_Stated problem_
Each entry below is to be printed verbatim.
— begin Data provided —
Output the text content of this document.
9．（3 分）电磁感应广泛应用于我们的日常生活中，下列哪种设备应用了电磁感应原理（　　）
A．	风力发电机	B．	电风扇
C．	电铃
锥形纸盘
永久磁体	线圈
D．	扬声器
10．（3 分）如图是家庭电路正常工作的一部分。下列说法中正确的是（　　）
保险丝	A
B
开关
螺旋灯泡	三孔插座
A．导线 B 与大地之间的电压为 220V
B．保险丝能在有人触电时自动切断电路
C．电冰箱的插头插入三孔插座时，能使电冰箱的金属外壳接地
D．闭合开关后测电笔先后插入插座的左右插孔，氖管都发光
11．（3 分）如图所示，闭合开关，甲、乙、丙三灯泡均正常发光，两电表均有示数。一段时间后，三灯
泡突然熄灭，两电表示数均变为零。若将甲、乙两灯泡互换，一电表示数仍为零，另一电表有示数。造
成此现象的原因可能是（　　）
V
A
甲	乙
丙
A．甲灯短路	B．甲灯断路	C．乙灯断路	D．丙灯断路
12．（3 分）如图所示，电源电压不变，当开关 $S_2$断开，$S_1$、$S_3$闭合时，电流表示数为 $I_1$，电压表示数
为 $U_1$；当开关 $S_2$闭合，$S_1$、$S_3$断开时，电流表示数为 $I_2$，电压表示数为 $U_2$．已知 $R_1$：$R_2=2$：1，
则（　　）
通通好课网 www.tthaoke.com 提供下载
— end Data provided —
_Task solution_
Output the text content of this document.
9．（3 分）电磁感应广泛应用于我们的日常生活中，下列哪种设备应用了电磁感应原理（　　）
A．	风力发电机	B．	电风扇
C．	电铃
锥形纸盘
永久磁体	线圈
D．	扬声器
10．（3 分）如图是家庭电路正常工作的一部分。下列说法中正确的是（　　）
保险丝	A
B
开关
螺旋灯泡	三孔插座
A．导线 B 与大地之间的电压为 220V
B．保险丝能在有人触电时自动切断电路
C．电冰箱的插头插入三孔插座时，能使电冰箱的金属外壳接地
D．闭合开关后测电笔先后插入插座的左右插孔，氖管都发光
11．（3 分）如图所示，闭合开关，甲、乙、丙三灯泡均正常发光，两电表均有示数。一段时间后，三灯
泡突然熄灭，两电表示数均变为零。若将甲、乙两灯泡互换，一电表示数仍为零，另一电表有示数。造
成此现象的原因可能是（　　）
V
A
甲	乙
丙
A．甲灯短路	B．甲灯断路	C．乙灯断路	D．丙灯断路
12．（3 分）如图所示，电源电压不变，当开关 $S_2$断开，$S_1$、$S_3$闭合时，电流表示数为 $I_1$，电压表示数
为 $U_1$；当开关 $S_2$闭合，$S_1$、$S_3$断开时，电流表示数为 $I_2$，电压表示数为 $U_2$．已知 $R_1$：$R_2=2$：1，
则（　　）
通通好课网 www.tthaoke.com 提供下载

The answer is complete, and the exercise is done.